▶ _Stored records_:
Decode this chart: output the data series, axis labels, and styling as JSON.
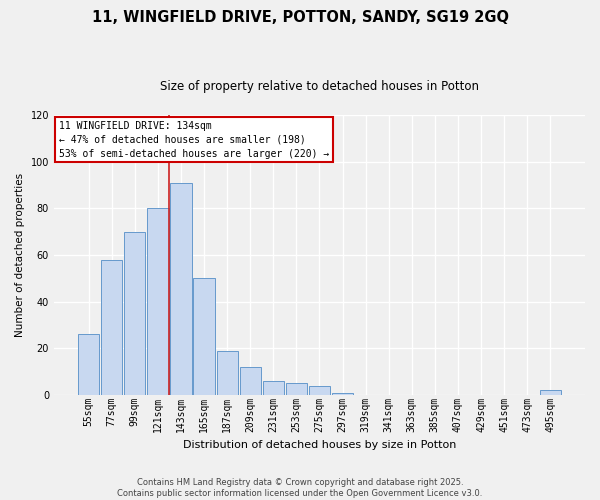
{
  "title1": "11, WINGFIELD DRIVE, POTTON, SANDY, SG19 2GQ",
  "title2": "Size of property relative to detached houses in Potton",
  "xlabel": "Distribution of detached houses by size in Potton",
  "ylabel": "Number of detached properties",
  "bar_labels": [
    "55sqm",
    "77sqm",
    "99sqm",
    "121sqm",
    "143sqm",
    "165sqm",
    "187sqm",
    "209sqm",
    "231sqm",
    "253sqm",
    "275sqm",
    "297sqm",
    "319sqm",
    "341sqm",
    "363sqm",
    "385sqm",
    "407sqm",
    "429sqm",
    "451sqm",
    "473sqm",
    "495sqm"
  ],
  "bar_values": [
    26,
    58,
    70,
    80,
    91,
    50,
    19,
    12,
    6,
    5,
    4,
    1,
    0,
    0,
    0,
    0,
    0,
    0,
    0,
    0,
    2
  ],
  "bar_color": "#c8d8f0",
  "bar_edge_color": "#6699cc",
  "property_line_x": 3.5,
  "property_line_color": "#cc2222",
  "ylim": [
    0,
    120
  ],
  "yticks": [
    0,
    20,
    40,
    60,
    80,
    100,
    120
  ],
  "annotation_line1": "11 WINGFIELD DRIVE: 134sqm",
  "annotation_line2": "← 47% of detached houses are smaller (198)",
  "annotation_line3": "53% of semi-detached houses are larger (220) →",
  "annotation_box_color": "#ffffff",
  "annotation_box_edge_color": "#cc0000",
  "footer1": "Contains HM Land Registry data © Crown copyright and database right 2025.",
  "footer2": "Contains public sector information licensed under the Open Government Licence v3.0.",
  "background_color": "#f0f0f0",
  "grid_color": "#ffffff",
  "title1_fontsize": 10.5,
  "title2_fontsize": 8.5,
  "ylabel_fontsize": 7.5,
  "xlabel_fontsize": 8.0,
  "tick_fontsize": 7.0,
  "ann_fontsize": 7.0,
  "footer_fontsize": 6.0
}
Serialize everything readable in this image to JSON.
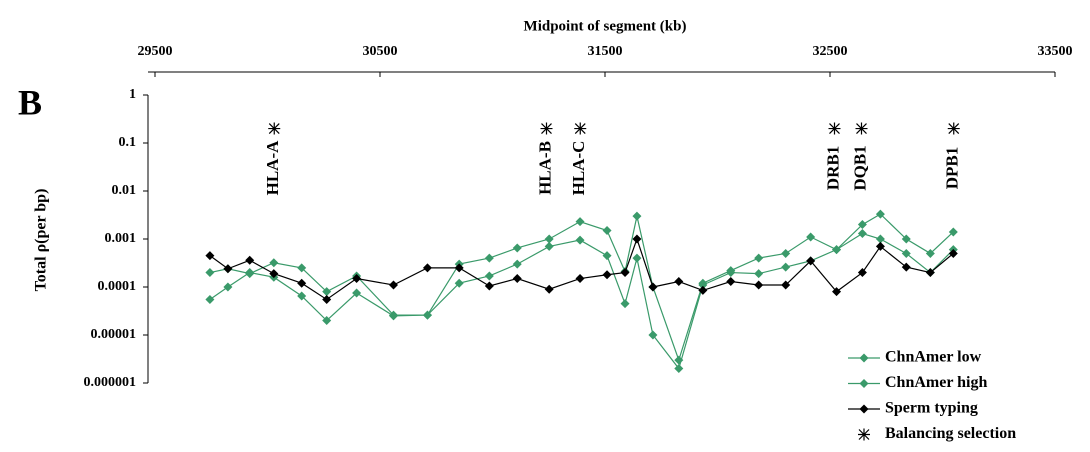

▶ _STATED TASK_: Transcribe every line in the entries above, taking out only the images.

▶ _EXPECTED OUTPUT_:
Decode this chart: output the data series, axis labels, and styling as JSON.
{
  "title1": "11, WINGFIELD DRIVE, POTTON, SANDY, SG19 2GQ",
  "title2": "Size of property relative to detached houses in Potton",
  "xlabel": "Distribution of detached houses by size in Potton",
  "ylabel": "Number of detached properties",
  "bar_labels": [
    "55sqm",
    "77sqm",
    "99sqm",
    "121sqm",
    "143sqm",
    "165sqm",
    "187sqm",
    "209sqm",
    "231sqm",
    "253sqm",
    "275sqm",
    "297sqm",
    "319sqm",
    "341sqm",
    "363sqm",
    "385sqm",
    "407sqm",
    "429sqm",
    "451sqm",
    "473sqm",
    "495sqm"
  ],
  "bar_values": [
    26,
    58,
    70,
    80,
    91,
    50,
    19,
    12,
    6,
    5,
    4,
    1,
    0,
    0,
    0,
    0,
    0,
    0,
    0,
    0,
    2
  ],
  "bar_color": "#c8d8f0",
  "bar_edge_color": "#6699cc",
  "property_line_x": 3.5,
  "property_line_color": "#cc2222",
  "ylim": [
    0,
    120
  ],
  "yticks": [
    0,
    20,
    40,
    60,
    80,
    100,
    120
  ],
  "annotation_line1": "11 WINGFIELD DRIVE: 134sqm",
  "annotation_line2": "← 47% of detached houses are smaller (198)",
  "annotation_line3": "53% of semi-detached houses are larger (220) →",
  "annotation_box_color": "#ffffff",
  "annotation_box_edge_color": "#cc0000",
  "footer1": "Contains HM Land Registry data © Crown copyright and database right 2025.",
  "footer2": "Contains public sector information licensed under the Open Government Licence v3.0.",
  "background_color": "#f0f0f0",
  "grid_color": "#ffffff",
  "title1_fontsize": 10.5,
  "title2_fontsize": 8.5,
  "ylabel_fontsize": 7.5,
  "xlabel_fontsize": 8.0,
  "tick_fontsize": 7.0,
  "ann_fontsize": 7.0,
  "footer_fontsize": 6.0
}
Serialize everything readable in this image to JSON.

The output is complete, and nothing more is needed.